▶ _Data to use_:
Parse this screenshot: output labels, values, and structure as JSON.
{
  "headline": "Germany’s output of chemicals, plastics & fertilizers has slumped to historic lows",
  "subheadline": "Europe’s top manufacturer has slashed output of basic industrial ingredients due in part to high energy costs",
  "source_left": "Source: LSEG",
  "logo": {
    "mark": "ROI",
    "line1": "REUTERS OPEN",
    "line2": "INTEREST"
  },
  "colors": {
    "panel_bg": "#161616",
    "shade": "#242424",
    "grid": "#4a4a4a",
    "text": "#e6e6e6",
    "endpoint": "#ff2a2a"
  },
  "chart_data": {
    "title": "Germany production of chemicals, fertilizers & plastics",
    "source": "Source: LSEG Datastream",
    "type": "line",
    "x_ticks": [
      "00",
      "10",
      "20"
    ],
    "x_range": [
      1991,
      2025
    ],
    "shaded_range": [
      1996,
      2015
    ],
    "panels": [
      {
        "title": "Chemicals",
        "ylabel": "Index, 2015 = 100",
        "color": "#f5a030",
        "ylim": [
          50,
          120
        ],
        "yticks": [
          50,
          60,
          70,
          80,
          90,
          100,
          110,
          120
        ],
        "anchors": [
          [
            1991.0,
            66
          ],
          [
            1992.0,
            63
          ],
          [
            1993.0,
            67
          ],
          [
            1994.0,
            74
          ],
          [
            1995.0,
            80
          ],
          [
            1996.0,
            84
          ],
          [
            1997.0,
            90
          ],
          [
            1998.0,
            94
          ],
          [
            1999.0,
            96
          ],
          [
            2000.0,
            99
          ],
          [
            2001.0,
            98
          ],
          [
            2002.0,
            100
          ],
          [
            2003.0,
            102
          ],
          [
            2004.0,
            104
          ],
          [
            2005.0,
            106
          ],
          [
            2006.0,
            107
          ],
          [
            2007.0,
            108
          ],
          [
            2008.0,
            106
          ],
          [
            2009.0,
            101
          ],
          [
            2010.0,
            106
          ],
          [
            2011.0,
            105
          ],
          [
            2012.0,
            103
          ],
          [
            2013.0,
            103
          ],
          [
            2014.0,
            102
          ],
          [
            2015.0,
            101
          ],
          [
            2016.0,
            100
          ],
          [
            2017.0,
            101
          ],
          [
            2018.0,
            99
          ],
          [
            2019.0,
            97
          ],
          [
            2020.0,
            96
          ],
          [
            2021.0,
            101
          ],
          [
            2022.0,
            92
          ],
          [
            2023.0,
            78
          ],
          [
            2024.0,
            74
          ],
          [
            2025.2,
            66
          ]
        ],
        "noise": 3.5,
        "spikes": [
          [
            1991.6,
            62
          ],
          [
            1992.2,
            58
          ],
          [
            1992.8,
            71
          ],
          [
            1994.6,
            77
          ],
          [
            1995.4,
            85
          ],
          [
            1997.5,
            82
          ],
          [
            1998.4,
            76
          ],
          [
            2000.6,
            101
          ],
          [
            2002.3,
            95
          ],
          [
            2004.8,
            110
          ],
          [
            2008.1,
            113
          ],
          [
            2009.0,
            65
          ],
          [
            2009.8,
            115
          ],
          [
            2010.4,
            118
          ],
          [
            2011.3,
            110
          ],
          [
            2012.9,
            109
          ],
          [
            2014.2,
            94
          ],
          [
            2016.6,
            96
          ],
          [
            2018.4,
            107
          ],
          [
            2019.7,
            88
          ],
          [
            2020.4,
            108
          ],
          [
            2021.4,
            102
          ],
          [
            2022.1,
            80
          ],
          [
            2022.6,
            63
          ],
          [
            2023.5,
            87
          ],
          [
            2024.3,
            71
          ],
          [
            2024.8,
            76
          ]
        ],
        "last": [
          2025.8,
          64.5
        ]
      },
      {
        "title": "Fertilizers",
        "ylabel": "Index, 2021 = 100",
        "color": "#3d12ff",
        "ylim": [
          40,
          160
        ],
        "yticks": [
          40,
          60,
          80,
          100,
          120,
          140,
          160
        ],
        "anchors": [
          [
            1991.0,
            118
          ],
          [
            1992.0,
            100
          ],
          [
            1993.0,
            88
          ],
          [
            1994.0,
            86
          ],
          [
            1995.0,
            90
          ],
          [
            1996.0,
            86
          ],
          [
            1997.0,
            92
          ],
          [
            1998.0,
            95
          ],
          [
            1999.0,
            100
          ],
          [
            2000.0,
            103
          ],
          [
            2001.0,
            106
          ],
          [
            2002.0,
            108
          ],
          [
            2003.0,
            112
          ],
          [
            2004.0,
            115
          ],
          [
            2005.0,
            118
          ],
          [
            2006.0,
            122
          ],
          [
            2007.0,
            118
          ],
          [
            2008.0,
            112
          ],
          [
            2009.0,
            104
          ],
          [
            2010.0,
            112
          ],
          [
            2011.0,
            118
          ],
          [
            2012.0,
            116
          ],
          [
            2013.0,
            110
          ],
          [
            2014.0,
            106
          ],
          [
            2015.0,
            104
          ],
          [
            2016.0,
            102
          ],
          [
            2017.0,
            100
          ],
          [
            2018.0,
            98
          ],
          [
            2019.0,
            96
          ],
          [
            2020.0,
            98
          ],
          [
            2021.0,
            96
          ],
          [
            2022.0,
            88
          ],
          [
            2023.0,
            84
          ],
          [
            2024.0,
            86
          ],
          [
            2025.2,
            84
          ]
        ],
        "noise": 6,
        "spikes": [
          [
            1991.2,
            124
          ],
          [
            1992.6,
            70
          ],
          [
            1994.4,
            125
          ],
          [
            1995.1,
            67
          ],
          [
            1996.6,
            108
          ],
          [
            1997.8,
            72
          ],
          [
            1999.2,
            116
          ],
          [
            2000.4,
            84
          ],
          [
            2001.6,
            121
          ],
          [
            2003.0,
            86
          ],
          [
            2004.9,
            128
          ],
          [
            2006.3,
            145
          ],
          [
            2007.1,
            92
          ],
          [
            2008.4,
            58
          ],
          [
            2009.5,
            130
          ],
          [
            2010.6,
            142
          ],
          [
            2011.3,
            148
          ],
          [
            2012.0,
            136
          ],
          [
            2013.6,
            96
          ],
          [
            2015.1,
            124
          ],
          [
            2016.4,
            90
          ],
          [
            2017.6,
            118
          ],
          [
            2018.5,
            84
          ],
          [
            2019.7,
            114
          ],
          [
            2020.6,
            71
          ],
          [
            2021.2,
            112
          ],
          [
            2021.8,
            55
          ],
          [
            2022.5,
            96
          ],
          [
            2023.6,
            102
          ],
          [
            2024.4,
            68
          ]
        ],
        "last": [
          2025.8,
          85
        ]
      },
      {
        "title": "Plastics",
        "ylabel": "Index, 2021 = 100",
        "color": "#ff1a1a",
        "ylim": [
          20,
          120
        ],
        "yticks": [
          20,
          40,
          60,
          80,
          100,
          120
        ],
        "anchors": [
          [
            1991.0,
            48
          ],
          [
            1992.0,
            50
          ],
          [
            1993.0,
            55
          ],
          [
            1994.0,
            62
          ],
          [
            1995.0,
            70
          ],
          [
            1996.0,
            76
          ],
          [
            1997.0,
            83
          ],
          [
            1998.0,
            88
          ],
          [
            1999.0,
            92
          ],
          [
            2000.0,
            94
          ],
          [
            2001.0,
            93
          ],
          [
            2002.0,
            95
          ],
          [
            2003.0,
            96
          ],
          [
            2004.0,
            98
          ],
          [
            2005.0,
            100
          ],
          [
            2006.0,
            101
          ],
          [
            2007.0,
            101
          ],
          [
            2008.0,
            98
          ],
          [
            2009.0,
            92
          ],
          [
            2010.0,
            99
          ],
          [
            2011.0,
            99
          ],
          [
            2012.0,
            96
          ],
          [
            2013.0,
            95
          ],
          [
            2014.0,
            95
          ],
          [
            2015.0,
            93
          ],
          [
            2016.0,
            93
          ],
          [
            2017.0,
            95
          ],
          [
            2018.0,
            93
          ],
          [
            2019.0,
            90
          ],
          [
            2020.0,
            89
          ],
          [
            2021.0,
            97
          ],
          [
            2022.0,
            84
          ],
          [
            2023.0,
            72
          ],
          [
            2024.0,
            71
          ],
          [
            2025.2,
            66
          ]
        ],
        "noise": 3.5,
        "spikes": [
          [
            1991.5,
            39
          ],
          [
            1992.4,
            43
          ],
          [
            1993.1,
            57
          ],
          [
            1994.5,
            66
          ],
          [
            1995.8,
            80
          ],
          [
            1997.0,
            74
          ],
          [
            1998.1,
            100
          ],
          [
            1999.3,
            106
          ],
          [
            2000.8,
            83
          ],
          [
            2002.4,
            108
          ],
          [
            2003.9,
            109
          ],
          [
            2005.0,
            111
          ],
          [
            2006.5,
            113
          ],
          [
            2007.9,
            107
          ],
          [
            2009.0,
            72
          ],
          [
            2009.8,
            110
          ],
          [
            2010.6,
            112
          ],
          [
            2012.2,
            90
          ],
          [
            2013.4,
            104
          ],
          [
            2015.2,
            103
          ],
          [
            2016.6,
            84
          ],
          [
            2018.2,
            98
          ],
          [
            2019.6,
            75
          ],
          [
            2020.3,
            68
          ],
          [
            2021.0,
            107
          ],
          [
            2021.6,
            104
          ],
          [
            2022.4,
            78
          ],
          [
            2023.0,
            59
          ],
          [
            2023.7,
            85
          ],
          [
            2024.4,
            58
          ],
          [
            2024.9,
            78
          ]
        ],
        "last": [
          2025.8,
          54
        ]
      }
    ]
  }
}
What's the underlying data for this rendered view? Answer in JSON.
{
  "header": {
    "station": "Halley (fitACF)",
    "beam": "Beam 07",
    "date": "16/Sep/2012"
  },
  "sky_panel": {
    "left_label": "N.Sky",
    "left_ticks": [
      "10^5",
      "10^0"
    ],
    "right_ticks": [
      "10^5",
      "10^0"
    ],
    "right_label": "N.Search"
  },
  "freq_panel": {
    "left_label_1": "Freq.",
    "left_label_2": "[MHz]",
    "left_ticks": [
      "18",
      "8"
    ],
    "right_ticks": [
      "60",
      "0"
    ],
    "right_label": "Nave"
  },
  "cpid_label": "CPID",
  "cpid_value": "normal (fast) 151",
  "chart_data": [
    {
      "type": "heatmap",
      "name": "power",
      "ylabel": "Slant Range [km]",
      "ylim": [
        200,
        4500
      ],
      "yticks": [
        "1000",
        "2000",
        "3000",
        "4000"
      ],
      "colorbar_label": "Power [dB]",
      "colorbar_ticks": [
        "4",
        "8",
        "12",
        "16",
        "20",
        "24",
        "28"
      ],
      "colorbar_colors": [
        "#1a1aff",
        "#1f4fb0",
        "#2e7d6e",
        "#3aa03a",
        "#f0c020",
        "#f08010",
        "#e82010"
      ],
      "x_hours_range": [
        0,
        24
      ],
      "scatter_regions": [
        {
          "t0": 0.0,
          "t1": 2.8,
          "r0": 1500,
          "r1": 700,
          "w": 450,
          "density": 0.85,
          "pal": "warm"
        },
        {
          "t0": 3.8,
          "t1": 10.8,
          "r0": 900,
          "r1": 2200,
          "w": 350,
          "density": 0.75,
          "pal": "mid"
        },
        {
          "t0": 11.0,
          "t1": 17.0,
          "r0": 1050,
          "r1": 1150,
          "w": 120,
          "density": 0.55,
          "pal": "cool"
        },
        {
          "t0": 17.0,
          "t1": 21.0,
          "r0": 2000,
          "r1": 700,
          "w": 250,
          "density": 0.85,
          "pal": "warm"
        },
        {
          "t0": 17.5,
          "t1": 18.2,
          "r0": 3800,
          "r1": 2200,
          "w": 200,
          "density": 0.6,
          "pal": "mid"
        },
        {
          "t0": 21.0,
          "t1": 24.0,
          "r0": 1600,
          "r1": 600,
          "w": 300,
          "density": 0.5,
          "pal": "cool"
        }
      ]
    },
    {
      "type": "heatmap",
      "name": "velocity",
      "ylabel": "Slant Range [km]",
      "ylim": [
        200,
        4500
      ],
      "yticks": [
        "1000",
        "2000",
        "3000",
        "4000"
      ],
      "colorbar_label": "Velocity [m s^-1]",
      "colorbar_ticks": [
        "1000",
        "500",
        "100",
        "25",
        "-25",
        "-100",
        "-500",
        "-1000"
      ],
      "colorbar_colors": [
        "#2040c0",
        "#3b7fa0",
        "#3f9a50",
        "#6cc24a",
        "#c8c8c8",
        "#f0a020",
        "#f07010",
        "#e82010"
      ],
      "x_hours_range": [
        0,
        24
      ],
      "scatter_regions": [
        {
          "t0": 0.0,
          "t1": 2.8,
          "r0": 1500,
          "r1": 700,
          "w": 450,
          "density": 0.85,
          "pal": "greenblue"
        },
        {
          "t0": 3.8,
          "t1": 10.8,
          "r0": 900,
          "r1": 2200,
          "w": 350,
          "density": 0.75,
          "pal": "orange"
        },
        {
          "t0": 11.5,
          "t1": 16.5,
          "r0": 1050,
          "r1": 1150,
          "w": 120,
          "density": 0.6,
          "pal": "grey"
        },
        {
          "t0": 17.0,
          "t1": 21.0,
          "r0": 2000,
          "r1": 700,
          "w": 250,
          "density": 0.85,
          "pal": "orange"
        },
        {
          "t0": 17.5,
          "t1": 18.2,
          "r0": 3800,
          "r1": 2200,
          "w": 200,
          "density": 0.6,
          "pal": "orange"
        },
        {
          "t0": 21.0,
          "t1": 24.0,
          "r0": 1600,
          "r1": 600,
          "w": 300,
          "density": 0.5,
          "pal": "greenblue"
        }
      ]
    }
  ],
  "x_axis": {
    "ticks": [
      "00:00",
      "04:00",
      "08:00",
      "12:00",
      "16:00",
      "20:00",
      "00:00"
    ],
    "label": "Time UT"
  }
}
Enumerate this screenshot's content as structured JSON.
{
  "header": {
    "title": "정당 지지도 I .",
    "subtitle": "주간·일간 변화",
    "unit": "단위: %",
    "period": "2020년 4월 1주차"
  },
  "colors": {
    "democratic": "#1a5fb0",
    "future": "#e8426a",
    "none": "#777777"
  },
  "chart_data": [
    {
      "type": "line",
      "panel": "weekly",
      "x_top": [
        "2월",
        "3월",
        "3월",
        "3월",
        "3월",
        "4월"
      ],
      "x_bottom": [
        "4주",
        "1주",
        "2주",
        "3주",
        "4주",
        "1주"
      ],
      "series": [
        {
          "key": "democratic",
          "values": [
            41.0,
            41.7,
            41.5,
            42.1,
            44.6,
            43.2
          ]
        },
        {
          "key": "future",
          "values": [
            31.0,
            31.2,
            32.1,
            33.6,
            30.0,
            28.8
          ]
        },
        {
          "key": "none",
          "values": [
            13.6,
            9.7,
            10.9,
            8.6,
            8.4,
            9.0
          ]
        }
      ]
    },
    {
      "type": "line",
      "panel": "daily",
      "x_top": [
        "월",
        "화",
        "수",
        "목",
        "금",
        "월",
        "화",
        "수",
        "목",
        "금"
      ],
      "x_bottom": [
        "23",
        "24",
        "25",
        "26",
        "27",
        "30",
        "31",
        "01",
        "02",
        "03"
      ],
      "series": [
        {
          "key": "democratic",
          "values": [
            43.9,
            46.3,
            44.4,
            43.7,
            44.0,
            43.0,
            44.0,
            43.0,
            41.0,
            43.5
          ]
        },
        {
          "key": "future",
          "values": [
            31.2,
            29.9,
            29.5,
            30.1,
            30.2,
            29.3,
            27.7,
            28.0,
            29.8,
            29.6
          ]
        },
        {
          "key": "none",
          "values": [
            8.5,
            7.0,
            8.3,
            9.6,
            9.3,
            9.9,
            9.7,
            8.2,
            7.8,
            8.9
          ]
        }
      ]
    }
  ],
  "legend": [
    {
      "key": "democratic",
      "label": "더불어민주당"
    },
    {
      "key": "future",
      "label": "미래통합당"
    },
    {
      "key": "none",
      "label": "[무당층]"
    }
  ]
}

▶ _Challenge_:
Identify the lines in the entries above that contain "Source", then copy them out.

▶ _The completed task_:
  "source_left": "Source: LSEG",
    "source": "Source: LSEG Datastream",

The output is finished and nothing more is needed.